EXERCISE → Locate "Transcribe the text in this document." in the listing. Transcribe the line that contains it and every line that follows, through the last, omitting all pictures.

##### RECORDS TO USE #####

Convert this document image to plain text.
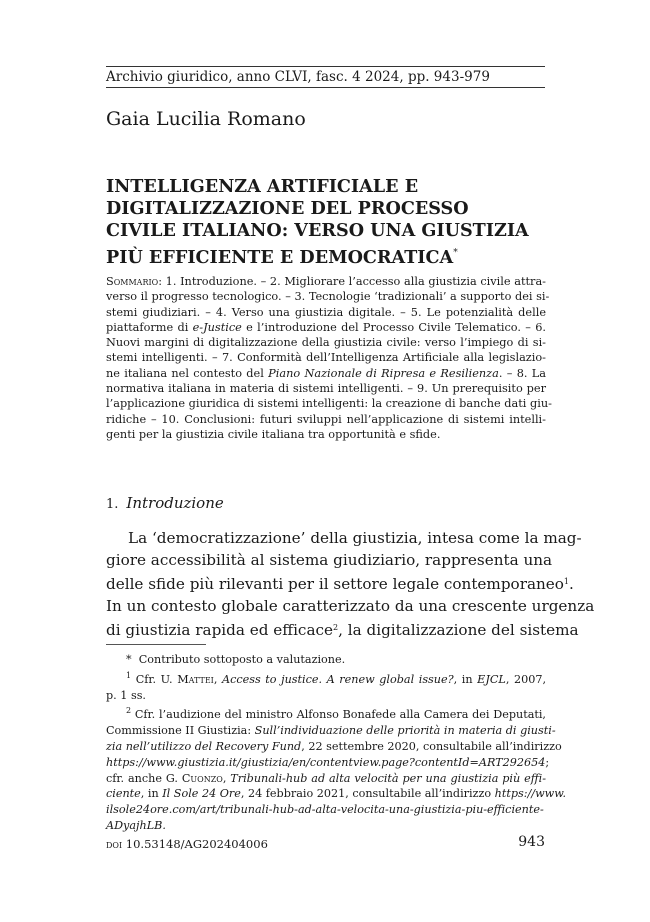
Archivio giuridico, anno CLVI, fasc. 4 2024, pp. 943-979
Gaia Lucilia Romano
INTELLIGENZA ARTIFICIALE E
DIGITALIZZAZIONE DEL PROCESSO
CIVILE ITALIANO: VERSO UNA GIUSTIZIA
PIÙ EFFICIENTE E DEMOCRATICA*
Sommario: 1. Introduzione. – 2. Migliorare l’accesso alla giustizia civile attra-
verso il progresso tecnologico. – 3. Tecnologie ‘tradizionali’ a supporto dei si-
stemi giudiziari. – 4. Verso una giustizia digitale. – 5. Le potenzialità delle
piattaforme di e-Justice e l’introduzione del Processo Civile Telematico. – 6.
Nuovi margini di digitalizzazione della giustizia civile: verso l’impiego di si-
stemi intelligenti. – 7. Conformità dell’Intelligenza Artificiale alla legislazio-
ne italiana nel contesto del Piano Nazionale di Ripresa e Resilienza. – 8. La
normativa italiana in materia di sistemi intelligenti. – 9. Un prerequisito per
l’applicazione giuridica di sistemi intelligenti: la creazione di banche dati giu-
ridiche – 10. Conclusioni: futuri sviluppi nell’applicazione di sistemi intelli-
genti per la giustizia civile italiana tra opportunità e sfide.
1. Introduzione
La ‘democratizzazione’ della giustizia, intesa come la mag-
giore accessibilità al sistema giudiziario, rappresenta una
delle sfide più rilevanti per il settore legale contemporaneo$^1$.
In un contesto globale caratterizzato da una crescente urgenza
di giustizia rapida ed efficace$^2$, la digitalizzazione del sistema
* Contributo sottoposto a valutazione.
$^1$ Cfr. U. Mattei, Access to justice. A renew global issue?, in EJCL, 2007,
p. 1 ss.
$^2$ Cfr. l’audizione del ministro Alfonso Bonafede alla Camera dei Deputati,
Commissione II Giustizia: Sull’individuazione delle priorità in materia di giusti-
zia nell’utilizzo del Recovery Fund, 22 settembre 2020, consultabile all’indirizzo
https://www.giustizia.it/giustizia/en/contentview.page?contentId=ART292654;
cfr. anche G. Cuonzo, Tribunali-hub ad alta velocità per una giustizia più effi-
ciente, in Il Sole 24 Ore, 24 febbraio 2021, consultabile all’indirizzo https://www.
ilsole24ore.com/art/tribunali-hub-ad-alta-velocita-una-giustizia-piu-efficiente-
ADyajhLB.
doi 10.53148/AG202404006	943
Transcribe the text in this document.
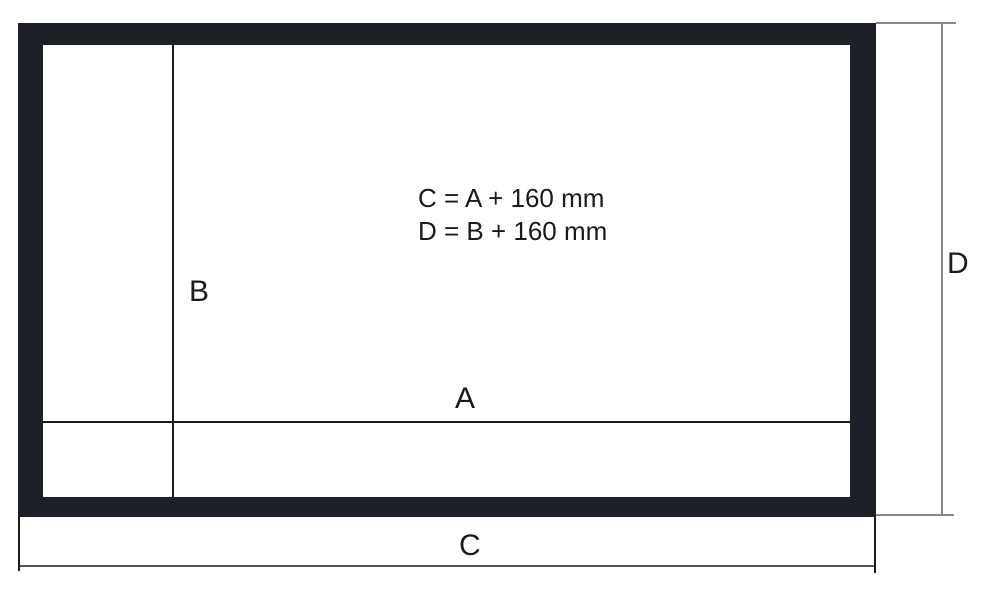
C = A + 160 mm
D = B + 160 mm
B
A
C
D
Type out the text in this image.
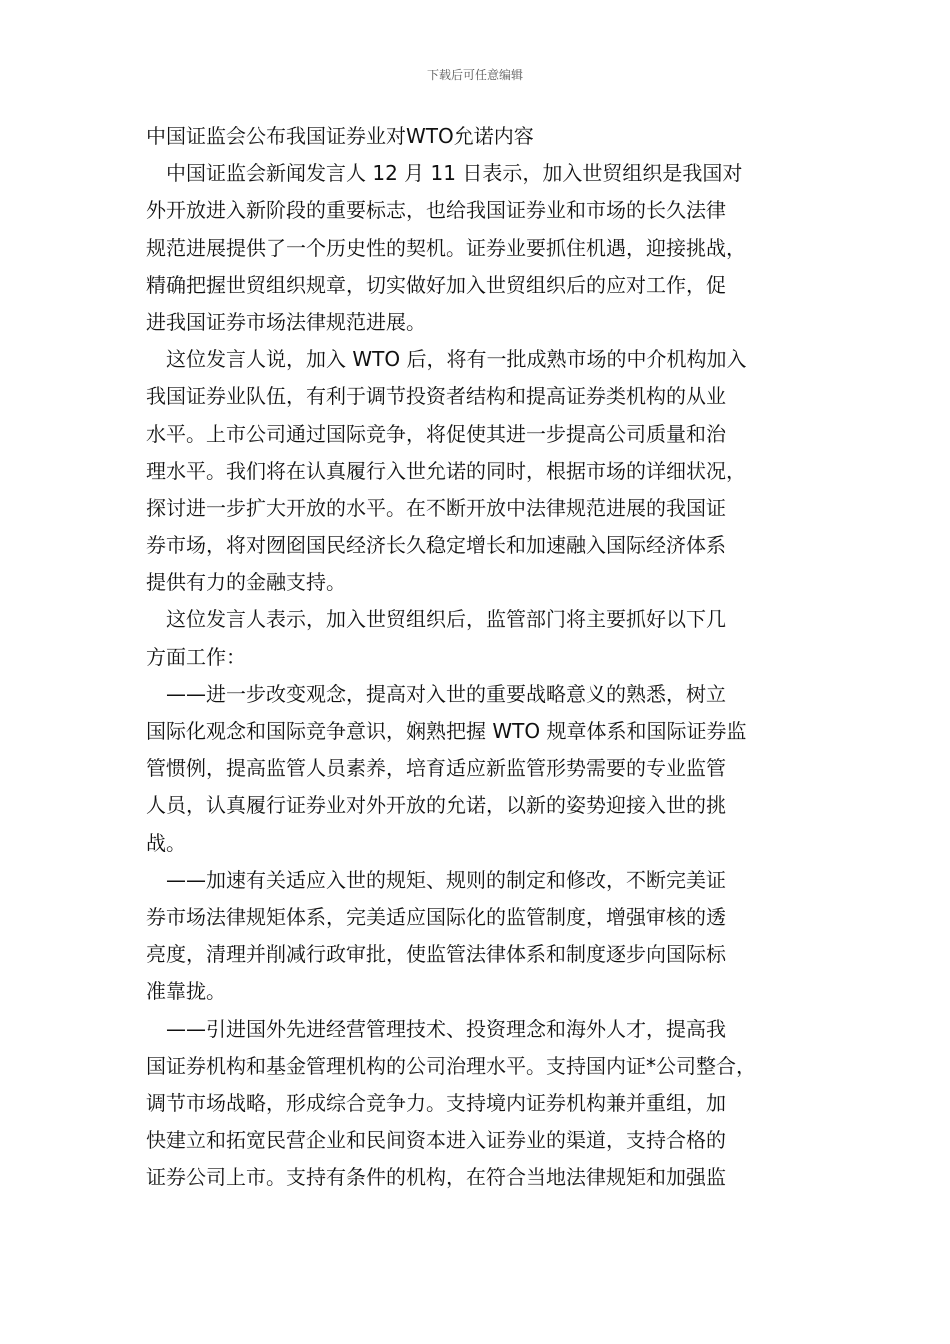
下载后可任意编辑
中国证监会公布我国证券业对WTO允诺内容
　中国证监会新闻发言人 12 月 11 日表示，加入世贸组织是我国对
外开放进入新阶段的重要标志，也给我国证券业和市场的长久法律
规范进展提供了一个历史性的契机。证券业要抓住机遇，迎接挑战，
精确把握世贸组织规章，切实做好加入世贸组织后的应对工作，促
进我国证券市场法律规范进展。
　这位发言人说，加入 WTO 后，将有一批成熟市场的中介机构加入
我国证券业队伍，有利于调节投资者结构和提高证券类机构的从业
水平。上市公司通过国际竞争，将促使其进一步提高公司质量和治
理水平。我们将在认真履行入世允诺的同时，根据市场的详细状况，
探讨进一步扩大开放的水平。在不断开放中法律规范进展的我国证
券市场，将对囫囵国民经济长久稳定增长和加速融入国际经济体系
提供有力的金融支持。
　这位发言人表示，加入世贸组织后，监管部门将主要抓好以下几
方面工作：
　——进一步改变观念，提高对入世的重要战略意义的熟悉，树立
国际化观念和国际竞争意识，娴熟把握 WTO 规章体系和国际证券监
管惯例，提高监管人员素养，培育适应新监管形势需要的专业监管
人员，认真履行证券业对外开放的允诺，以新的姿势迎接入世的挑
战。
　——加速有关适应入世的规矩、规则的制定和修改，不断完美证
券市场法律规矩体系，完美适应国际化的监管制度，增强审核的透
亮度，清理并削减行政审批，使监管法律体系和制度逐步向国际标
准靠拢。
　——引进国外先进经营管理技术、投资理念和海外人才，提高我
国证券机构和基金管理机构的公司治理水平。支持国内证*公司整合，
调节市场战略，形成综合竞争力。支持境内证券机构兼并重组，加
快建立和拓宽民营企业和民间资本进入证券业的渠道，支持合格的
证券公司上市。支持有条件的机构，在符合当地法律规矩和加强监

#####

RESULT →
Transcribe the text in this document.
C = A + 160 mm
D = B + 160 mm
B
A
C
D
Type out the text in this image.
下载后可任意编辑
中国证监会公布我国证券业对WTO允诺内容
　中国证监会新闻发言人 12 月 11 日表示，加入世贸组织是我国对
外开放进入新阶段的重要标志，也给我国证券业和市场的长久法律
规范进展提供了一个历史性的契机。证券业要抓住机遇，迎接挑战，
精确把握世贸组织规章，切实做好加入世贸组织后的应对工作，促
进我国证券市场法律规范进展。
　这位发言人说，加入 WTO 后，将有一批成熟市场的中介机构加入
我国证券业队伍，有利于调节投资者结构和提高证券类机构的从业
水平。上市公司通过国际竞争，将促使其进一步提高公司质量和治
理水平。我们将在认真履行入世允诺的同时，根据市场的详细状况，
探讨进一步扩大开放的水平。在不断开放中法律规范进展的我国证
券市场，将对囫囵国民经济长久稳定增长和加速融入国际经济体系
提供有力的金融支持。
　这位发言人表示，加入世贸组织后，监管部门将主要抓好以下几
方面工作：
　——进一步改变观念，提高对入世的重要战略意义的熟悉，树立
国际化观念和国际竞争意识，娴熟把握 WTO 规章体系和国际证券监
管惯例，提高监管人员素养，培育适应新监管形势需要的专业监管
人员，认真履行证券业对外开放的允诺，以新的姿势迎接入世的挑
战。
　——加速有关适应入世的规矩、规则的制定和修改，不断完美证
券市场法律规矩体系，完美适应国际化的监管制度，增强审核的透
亮度，清理并削减行政审批，使监管法律体系和制度逐步向国际标
准靠拢。
　——引进国外先进经营管理技术、投资理念和海外人才，提高我
国证券机构和基金管理机构的公司治理水平。支持国内证*公司整合，
调节市场战略，形成综合竞争力。支持境内证券机构兼并重组，加
快建立和拓宽民营企业和民间资本进入证券业的渠道，支持合格的
证券公司上市。支持有条件的机构，在符合当地法律规矩和加强监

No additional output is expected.